Exercise details :: Send back all the data below, exactly as given.
### Record set
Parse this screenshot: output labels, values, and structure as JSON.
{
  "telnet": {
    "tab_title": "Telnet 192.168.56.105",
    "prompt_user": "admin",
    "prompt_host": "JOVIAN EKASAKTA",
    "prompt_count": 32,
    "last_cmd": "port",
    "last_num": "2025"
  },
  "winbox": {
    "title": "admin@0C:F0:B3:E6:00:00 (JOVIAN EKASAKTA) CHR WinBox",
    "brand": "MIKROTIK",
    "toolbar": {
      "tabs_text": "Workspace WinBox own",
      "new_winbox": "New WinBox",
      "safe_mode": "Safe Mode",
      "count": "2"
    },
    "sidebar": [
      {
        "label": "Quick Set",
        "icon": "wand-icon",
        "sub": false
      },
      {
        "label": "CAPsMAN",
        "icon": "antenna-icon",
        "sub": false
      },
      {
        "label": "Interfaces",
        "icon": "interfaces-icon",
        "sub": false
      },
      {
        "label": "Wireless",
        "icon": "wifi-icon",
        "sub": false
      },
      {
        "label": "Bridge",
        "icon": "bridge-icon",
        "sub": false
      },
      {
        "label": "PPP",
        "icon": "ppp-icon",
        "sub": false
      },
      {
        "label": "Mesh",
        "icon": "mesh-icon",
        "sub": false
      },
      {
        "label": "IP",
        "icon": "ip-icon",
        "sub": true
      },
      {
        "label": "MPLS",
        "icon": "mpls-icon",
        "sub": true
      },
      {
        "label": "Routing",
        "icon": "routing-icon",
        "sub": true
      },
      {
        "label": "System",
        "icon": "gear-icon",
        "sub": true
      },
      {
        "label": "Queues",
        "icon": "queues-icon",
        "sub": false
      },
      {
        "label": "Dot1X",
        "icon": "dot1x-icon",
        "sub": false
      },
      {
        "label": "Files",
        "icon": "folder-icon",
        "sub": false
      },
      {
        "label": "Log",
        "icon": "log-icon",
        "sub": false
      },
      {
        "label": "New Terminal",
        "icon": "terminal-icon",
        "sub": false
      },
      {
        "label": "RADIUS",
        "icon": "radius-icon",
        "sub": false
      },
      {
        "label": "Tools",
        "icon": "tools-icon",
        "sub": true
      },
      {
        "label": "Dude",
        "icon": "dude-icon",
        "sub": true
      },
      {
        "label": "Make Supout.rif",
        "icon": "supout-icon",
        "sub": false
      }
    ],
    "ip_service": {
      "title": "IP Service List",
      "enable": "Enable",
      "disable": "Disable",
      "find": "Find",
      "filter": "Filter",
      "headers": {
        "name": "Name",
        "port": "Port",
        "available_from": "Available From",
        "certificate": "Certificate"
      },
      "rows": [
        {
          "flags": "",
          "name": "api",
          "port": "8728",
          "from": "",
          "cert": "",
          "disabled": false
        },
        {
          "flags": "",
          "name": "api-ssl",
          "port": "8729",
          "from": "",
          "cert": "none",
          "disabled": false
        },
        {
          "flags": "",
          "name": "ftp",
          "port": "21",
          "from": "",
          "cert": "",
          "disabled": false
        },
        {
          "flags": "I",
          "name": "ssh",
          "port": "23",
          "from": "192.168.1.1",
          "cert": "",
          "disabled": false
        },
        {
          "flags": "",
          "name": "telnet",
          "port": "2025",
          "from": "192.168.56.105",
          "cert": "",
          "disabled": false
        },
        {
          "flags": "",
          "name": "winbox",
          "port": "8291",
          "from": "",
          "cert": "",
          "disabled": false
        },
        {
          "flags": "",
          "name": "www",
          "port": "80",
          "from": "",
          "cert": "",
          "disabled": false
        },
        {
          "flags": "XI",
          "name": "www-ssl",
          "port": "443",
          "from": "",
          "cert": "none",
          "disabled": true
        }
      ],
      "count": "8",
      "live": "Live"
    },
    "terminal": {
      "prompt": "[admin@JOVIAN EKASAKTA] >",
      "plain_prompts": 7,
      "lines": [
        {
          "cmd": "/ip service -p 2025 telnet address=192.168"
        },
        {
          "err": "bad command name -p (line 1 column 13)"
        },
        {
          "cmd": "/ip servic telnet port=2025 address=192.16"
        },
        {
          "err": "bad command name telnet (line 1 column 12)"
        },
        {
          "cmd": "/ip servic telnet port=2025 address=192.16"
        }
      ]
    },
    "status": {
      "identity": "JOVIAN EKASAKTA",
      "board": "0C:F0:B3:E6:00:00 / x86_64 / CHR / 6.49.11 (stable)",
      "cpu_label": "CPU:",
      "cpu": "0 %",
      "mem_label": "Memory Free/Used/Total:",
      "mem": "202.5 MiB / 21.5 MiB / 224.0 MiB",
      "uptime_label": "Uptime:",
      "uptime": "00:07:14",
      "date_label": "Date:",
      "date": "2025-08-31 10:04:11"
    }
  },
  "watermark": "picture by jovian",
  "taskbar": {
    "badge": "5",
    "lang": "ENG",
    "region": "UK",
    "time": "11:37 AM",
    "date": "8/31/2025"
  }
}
######
Response for this exercise ::
Parse this screenshot: output labels, values, and structure as JSON.
{
  "telnet": {
    "tab_title": "Telnet 192.168.56.105",
    "prompt_user": "admin",
    "prompt_host": "JOVIAN EKASAKTA",
    "prompt_count": 32,
    "last_cmd": "port",
    "last_num": "2025"
  },
  "winbox": {
    "title": "admin@0C:F0:B3:E6:00:00 (JOVIAN EKASAKTA) CHR WinBox",
    "brand": "MIKROTIK",
    "toolbar": {
      "tabs_text": "Workspace WinBox own",
      "new_winbox": "New WinBox",
      "safe_mode": "Safe Mode",
      "count": "2"
    },
    "sidebar": [
      {
        "label": "Quick Set",
        "icon": "wand-icon",
        "sub": false
      },
      {
        "label": "CAPsMAN",
        "icon": "antenna-icon",
        "sub": false
      },
      {
        "label": "Interfaces",
        "icon": "interfaces-icon",
        "sub": false
      },
      {
        "label": "Wireless",
        "icon": "wifi-icon",
        "sub": false
      },
      {
        "label": "Bridge",
        "icon": "bridge-icon",
        "sub": false
      },
      {
        "label": "PPP",
        "icon": "ppp-icon",
        "sub": false
      },
      {
        "label": "Mesh",
        "icon": "mesh-icon",
        "sub": false
      },
      {
        "label": "IP",
        "icon": "ip-icon",
        "sub": true
      },
      {
        "label": "MPLS",
        "icon": "mpls-icon",
        "sub": true
      },
      {
        "label": "Routing",
        "icon": "routing-icon",
        "sub": true
      },
      {
        "label": "System",
        "icon": "gear-icon",
        "sub": true
      },
      {
        "label": "Queues",
        "icon": "queues-icon",
        "sub": false
      },
      {
        "label": "Dot1X",
        "icon": "dot1x-icon",
        "sub": false
      },
      {
        "label": "Files",
        "icon": "folder-icon",
        "sub": false
      },
      {
        "label": "Log",
        "icon": "log-icon",
        "sub": false
      },
      {
        "label": "New Terminal",
        "icon": "terminal-icon",
        "sub": false
      },
      {
        "label": "RADIUS",
        "icon": "radius-icon",
        "sub": false
      },
      {
        "label": "Tools",
        "icon": "tools-icon",
        "sub": true
      },
      {
        "label": "Dude",
        "icon": "dude-icon",
        "sub": true
      },
      {
        "label": "Make Supout.rif",
        "icon": "supout-icon",
        "sub": false
      }
    ],
    "ip_service": {
      "title": "IP Service List",
      "enable": "Enable",
      "disable": "Disable",
      "find": "Find",
      "filter": "Filter",
      "headers": {
        "name": "Name",
        "port": "Port",
        "available_from": "Available From",
        "certificate": "Certificate"
      },
      "rows": [
        {
          "flags": "",
          "name": "api",
          "port": "8728",
          "from": "",
          "cert": "",
          "disabled": false
        },
        {
          "flags": "",
          "name": "api-ssl",
          "port": "8729",
          "from": "",
          "cert": "none",
          "disabled": false
        },
        {
          "flags": "",
          "name": "ftp",
          "port": "21",
          "from": "",
          "cert": "",
          "disabled": false
        },
        {
          "flags": "I",
          "name": "ssh",
          "port": "23",
          "from": "192.168.1.1",
          "cert": "",
          "disabled": false
        },
        {
          "flags": "",
          "name": "telnet",
          "port": "2025",
          "from": "192.168.56.105",
          "cert": "",
          "disabled": false
        },
        {
          "flags": "",
          "name": "winbox",
          "port": "8291",
          "from": "",
          "cert": "",
          "disabled": false
        },
        {
          "flags": "",
          "name": "www",
          "port": "80",
          "from": "",
          "cert": "",
          "disabled": false
        },
        {
          "flags": "XI",
          "name": "www-ssl",
          "port": "443",
          "from": "",
          "cert": "none",
          "disabled": true
        }
      ],
      "count": "8",
      "live": "Live"
    },
    "terminal": {
      "prompt": "[admin@JOVIAN EKASAKTA] >",
      "plain_prompts": 7,
      "lines": [
        {
          "cmd": "/ip service -p 2025 telnet address=192.168"
        },
        {
          "err": "bad command name -p (line 1 column 13)"
        },
        {
          "cmd": "/ip servic telnet port=2025 address=192.16"
        },
        {
          "err": "bad command name telnet (line 1 column 12)"
        },
        {
          "cmd": "/ip servic telnet port=2025 address=192.16"
        }
      ]
    },
    "status": {
      "identity": "JOVIAN EKASAKTA",
      "board": "0C:F0:B3:E6:00:00 / x86_64 / CHR / 6.49.11 (stable)",
      "cpu_label": "CPU:",
      "cpu": "0 %",
      "mem_label": "Memory Free/Used/Total:",
      "mem": "202.5 MiB / 21.5 MiB / 224.0 MiB",
      "uptime_label": "Uptime:",
      "uptime": "00:07:14",
      "date_label": "Date:",
      "date": "2025-08-31 10:04:11"
    }
  },
  "watermark": "picture by jovian",
  "taskbar": {
    "badge": "5",
    "lang": "ENG",
    "region": "UK",
    "time": "11:37 AM",
    "date": "8/31/2025"
  }
}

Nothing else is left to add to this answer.